Repeat the records below exactly as they appear.
++++ Records provided
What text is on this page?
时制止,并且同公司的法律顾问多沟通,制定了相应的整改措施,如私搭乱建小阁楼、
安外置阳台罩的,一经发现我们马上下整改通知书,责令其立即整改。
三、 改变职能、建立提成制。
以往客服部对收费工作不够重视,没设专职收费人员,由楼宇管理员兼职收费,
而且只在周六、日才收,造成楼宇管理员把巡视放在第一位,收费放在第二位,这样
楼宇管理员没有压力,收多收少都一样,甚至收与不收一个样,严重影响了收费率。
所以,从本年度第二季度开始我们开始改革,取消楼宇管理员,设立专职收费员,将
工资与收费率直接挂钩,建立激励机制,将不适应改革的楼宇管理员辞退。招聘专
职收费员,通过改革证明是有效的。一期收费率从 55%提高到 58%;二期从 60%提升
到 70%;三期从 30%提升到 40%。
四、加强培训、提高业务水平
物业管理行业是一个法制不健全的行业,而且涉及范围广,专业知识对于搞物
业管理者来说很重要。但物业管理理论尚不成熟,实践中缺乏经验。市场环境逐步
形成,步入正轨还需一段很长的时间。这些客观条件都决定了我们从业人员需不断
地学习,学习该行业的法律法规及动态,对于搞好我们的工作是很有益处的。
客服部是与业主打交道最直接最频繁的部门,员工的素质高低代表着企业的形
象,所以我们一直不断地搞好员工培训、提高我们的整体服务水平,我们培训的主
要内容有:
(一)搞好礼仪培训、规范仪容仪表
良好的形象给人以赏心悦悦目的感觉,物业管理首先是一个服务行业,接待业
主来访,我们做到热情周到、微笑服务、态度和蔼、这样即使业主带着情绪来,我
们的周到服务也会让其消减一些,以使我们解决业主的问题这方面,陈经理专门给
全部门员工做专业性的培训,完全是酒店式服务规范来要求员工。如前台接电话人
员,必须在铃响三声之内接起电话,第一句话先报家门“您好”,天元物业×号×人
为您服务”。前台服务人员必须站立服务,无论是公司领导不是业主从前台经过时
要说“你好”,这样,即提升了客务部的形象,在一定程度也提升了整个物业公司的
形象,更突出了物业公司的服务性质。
++++++++
**The completed task**:
What text is on this page?
时制止,并且同公司的法律顾问多沟通,制定了相应的整改措施,如私搭乱建小阁楼、
安外置阳台罩的,一经发现我们马上下整改通知书,责令其立即整改。
三、 改变职能、建立提成制。
以往客服部对收费工作不够重视,没设专职收费人员,由楼宇管理员兼职收费,
而且只在周六、日才收,造成楼宇管理员把巡视放在第一位,收费放在第二位,这样
楼宇管理员没有压力,收多收少都一样,甚至收与不收一个样,严重影响了收费率。
所以,从本年度第二季度开始我们开始改革,取消楼宇管理员,设立专职收费员,将
工资与收费率直接挂钩,建立激励机制,将不适应改革的楼宇管理员辞退。招聘专
职收费员,通过改革证明是有效的。一期收费率从 55%提高到 58%;二期从 60%提升
到 70%;三期从 30%提升到 40%。
四、加强培训、提高业务水平
物业管理行业是一个法制不健全的行业,而且涉及范围广,专业知识对于搞物
业管理者来说很重要。但物业管理理论尚不成熟,实践中缺乏经验。市场环境逐步
形成,步入正轨还需一段很长的时间。这些客观条件都决定了我们从业人员需不断
地学习,学习该行业的法律法规及动态,对于搞好我们的工作是很有益处的。
客服部是与业主打交道最直接最频繁的部门,员工的素质高低代表着企业的形
象,所以我们一直不断地搞好员工培训、提高我们的整体服务水平,我们培训的主
要内容有:
(一)搞好礼仪培训、规范仪容仪表
良好的形象给人以赏心悦悦目的感觉,物业管理首先是一个服务行业,接待业
主来访,我们做到热情周到、微笑服务、态度和蔼、这样即使业主带着情绪来,我
们的周到服务也会让其消减一些,以使我们解决业主的问题这方面,陈经理专门给
全部门员工做专业性的培训,完全是酒店式服务规范来要求员工。如前台接电话人
员,必须在铃响三声之内接起电话,第一句话先报家门“您好”,天元物业×号×人
为您服务”。前台服务人员必须站立服务,无论是公司领导不是业主从前台经过时
要说“你好”,这样,即提升了客务部的形象,在一定程度也提升了整个物业公司的
形象,更突出了物业公司的服务性质。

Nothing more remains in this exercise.